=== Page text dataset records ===
=======

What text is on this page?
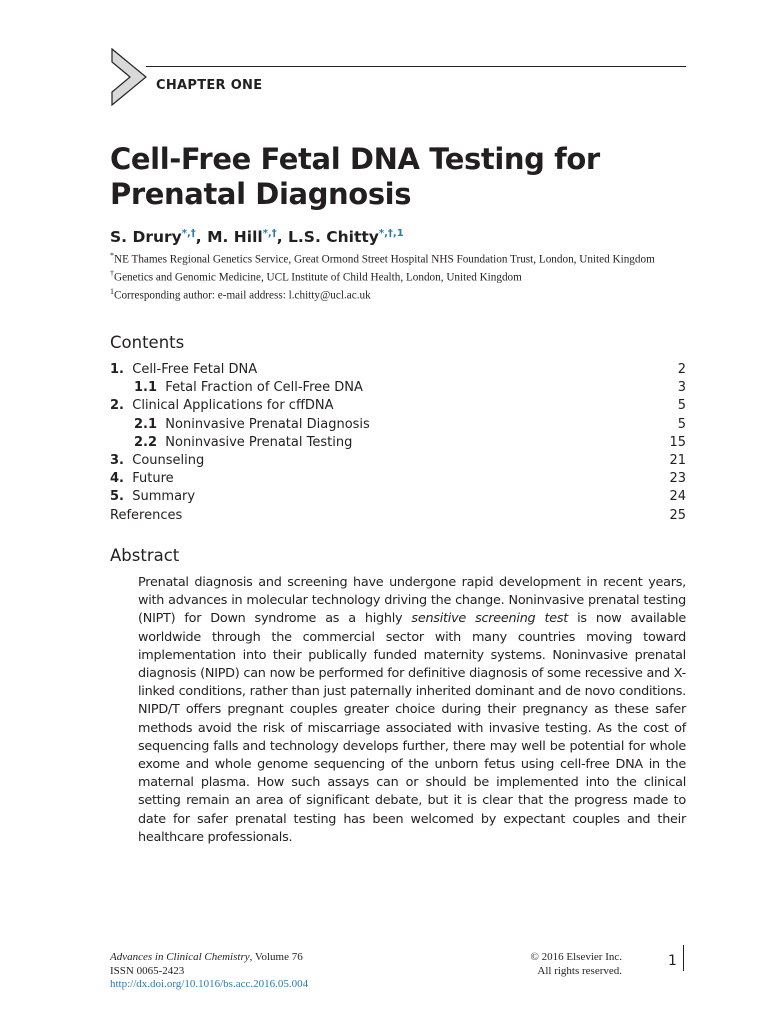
CHAPTER ONE
Cell-Free Fetal DNA Testing for
Prenatal Diagnosis
S. Drury*,†, M. Hill*,†, L.S. Chitty$^{*,\dagger,1}$
*NE Thames Regional Genetics Service, Great Ormond Street Hospital NHS Foundation Trust, London, United Kingdom
†Genetics and Genomic Medicine, UCL Institute of Child Health, London, United Kingdom
$^1$Corresponding author: e-mail address: l.chitty@ucl.ac.uk
Contents
1. Cell-Free Fetal DNA	2
1.1 Fetal Fraction of Cell-Free DNA	3
2. Clinical Applications for cffDNA	5
2.1 Noninvasive Prenatal Diagnosis	5
2.2 Noninvasive Prenatal Testing	15
3. Counseling	21
4. Future	23
5. Summary	24
References	25
Abstract

Prenatal diagnosis and screening have undergone rapid development in recent years, with advances in molecular technology driving the change. Noninvasive prenatal testing (NIPT) for Down syndrome as a highly sensitive screening test is now available worldwide through the commercial sector with many countries moving toward implementation into their publically funded maternity systems. Noninvasive prenatal diagnosis (NIPD) can now be performed for definitive diagnosis of some recessive and X-linked conditions, rather than just paternally inherited dominant and de novo conditions. NIPD/T offers pregnant couples greater choice during their pregnancy as these safer methods avoid the risk of miscarriage associated with invasive testing. As the cost of sequencing falls and technology develops further, there may well be potential for whole exome and whole genome sequencing of the unborn fetus using cell-free DNA in the maternal plasma. How such assays can or should be implemented into the clinical setting remain an area of significant debate, but it is clear that the progress made to date for safer prenatal testing has been welcomed by expectant couples and their healthcare professionals.

Advances in Clinical Chemistry, Volume 76
ISSN 0065-2423
http://dx.doi.org/10.1016/bs.acc.2016.05.004
© 2016 Elsevier Inc.
All rights reserved.
1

=======

=== Directions for this task ===
Each entry above should be written out again exactly, without its pictures.

=== Written response ===
What text is on this page?
CHAPTER ONE
Cell-Free Fetal DNA Testing for
Prenatal Diagnosis
S. Drury*,†, M. Hill*,†, L.S. Chitty$^{*,\dagger,1}$
*NE Thames Regional Genetics Service, Great Ormond Street Hospital NHS Foundation Trust, London, United Kingdom
†Genetics and Genomic Medicine, UCL Institute of Child Health, London, United Kingdom
$^1$Corresponding author: e-mail address: l.chitty@ucl.ac.uk
Contents
1. Cell-Free Fetal DNA	2
1.1 Fetal Fraction of Cell-Free DNA	3
2. Clinical Applications for cffDNA	5
2.1 Noninvasive Prenatal Diagnosis	5
2.2 Noninvasive Prenatal Testing	15
3. Counseling	21
4. Future	23
5. Summary	24
References	25
Abstract

Prenatal diagnosis and screening have undergone rapid development in recent years, with advances in molecular technology driving the change. Noninvasive prenatal testing (NIPT) for Down syndrome as a highly sensitive screening test is now available worldwide through the commercial sector with many countries moving toward implementation into their publically funded maternity systems. Noninvasive prenatal diagnosis (NIPD) can now be performed for definitive diagnosis of some recessive and X-linked conditions, rather than just paternally inherited dominant and de novo conditions. NIPD/T offers pregnant couples greater choice during their pregnancy as these safer methods avoid the risk of miscarriage associated with invasive testing. As the cost of sequencing falls and technology develops further, there may well be potential for whole exome and whole genome sequencing of the unborn fetus using cell-free DNA in the maternal plasma. How such assays can or should be implemented into the clinical setting remain an area of significant debate, but it is clear that the progress made to date for safer prenatal testing has been welcomed by expectant couples and their healthcare professionals.

Advances in Clinical Chemistry, Volume 76
ISSN 0065-2423
http://dx.doi.org/10.1016/bs.acc.2016.05.004
© 2016 Elsevier Inc.
All rights reserved.
1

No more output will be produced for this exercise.